THE PROBLEM: Scan the entries below for the word "ylabel". Copy each line that has it.

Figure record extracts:
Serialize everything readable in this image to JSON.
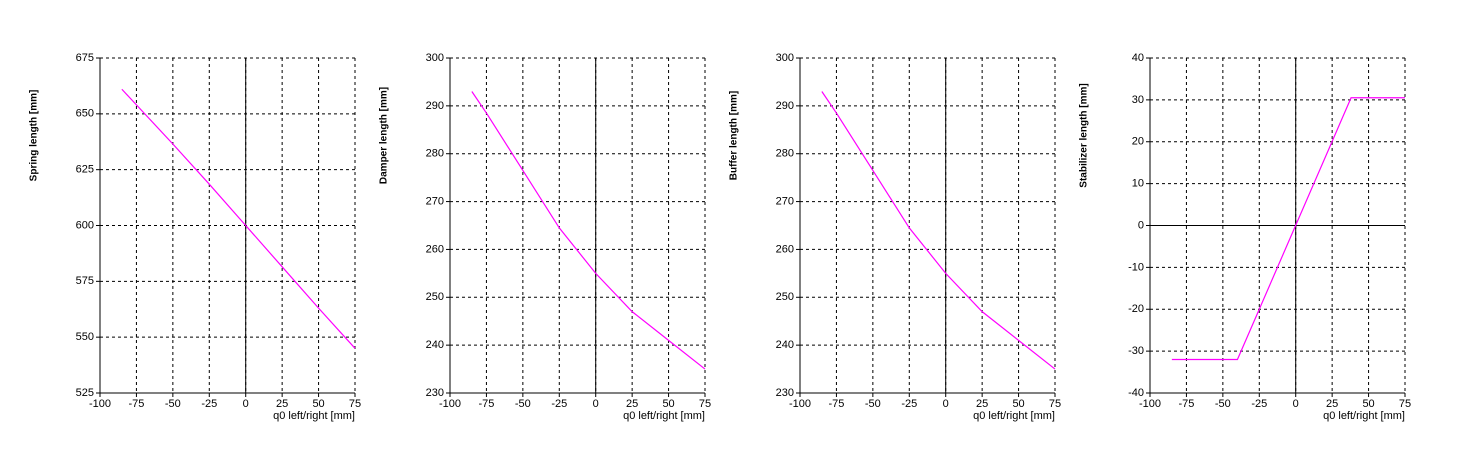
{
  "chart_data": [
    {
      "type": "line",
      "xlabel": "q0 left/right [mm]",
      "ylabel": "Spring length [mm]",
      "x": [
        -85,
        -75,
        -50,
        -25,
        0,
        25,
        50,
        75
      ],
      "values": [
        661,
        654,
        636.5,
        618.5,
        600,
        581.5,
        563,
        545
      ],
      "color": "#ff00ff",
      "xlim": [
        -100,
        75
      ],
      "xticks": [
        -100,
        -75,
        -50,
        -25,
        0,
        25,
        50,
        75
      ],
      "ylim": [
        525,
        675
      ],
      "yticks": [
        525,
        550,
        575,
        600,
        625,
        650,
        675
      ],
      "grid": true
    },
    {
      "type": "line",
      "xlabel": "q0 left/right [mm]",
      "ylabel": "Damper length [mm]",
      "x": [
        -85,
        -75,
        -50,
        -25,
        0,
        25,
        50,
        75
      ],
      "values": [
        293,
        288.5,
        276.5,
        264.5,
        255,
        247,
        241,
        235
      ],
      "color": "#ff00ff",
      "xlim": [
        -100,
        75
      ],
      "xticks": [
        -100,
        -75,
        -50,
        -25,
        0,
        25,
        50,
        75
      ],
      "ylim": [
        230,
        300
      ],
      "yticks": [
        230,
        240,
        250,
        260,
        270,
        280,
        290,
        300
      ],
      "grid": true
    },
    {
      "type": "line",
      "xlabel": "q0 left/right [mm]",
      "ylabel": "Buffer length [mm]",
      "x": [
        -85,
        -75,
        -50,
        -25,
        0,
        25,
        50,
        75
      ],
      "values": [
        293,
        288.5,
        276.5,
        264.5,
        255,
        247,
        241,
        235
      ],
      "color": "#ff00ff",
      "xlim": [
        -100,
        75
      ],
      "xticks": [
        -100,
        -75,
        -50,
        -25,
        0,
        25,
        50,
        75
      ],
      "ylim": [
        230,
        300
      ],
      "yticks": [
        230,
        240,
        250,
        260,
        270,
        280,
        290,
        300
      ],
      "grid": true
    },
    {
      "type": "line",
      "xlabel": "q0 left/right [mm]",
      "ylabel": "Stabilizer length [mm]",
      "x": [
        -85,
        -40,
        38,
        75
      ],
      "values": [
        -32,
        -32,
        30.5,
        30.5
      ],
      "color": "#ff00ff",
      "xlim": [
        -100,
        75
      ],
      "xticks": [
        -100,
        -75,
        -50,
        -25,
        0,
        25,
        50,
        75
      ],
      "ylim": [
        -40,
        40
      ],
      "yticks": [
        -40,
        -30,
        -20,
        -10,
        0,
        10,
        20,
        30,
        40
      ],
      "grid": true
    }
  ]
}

...

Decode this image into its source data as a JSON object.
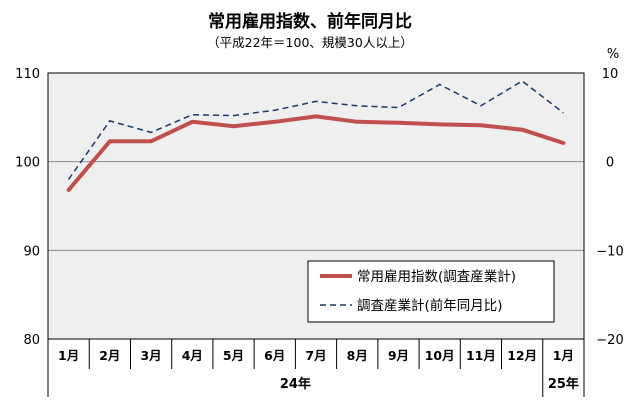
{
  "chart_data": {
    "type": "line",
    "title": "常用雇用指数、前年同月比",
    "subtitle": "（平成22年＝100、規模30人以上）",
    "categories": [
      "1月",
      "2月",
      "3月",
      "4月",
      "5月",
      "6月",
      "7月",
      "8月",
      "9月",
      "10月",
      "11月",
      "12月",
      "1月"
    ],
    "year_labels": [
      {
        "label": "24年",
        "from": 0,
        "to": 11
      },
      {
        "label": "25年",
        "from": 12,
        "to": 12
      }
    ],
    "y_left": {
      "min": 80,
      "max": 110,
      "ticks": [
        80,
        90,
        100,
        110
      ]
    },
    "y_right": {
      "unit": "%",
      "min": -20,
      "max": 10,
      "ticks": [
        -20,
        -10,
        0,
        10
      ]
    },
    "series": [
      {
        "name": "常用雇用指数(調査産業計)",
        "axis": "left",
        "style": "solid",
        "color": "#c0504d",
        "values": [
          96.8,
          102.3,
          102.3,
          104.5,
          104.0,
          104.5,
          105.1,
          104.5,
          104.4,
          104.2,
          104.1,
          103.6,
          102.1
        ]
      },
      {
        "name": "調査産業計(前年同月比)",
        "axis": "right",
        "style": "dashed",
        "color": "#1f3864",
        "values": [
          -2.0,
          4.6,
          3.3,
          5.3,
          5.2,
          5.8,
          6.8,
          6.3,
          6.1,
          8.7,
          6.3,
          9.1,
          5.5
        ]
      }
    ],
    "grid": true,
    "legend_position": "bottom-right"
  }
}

ANSWER TO THIS TASK:
      "ylabel": "Spring length [mm]",
      "ylabel": "Damper length [mm]",
      "ylabel": "Buffer length [mm]",
      "ylabel": "Stabilizer length [mm]",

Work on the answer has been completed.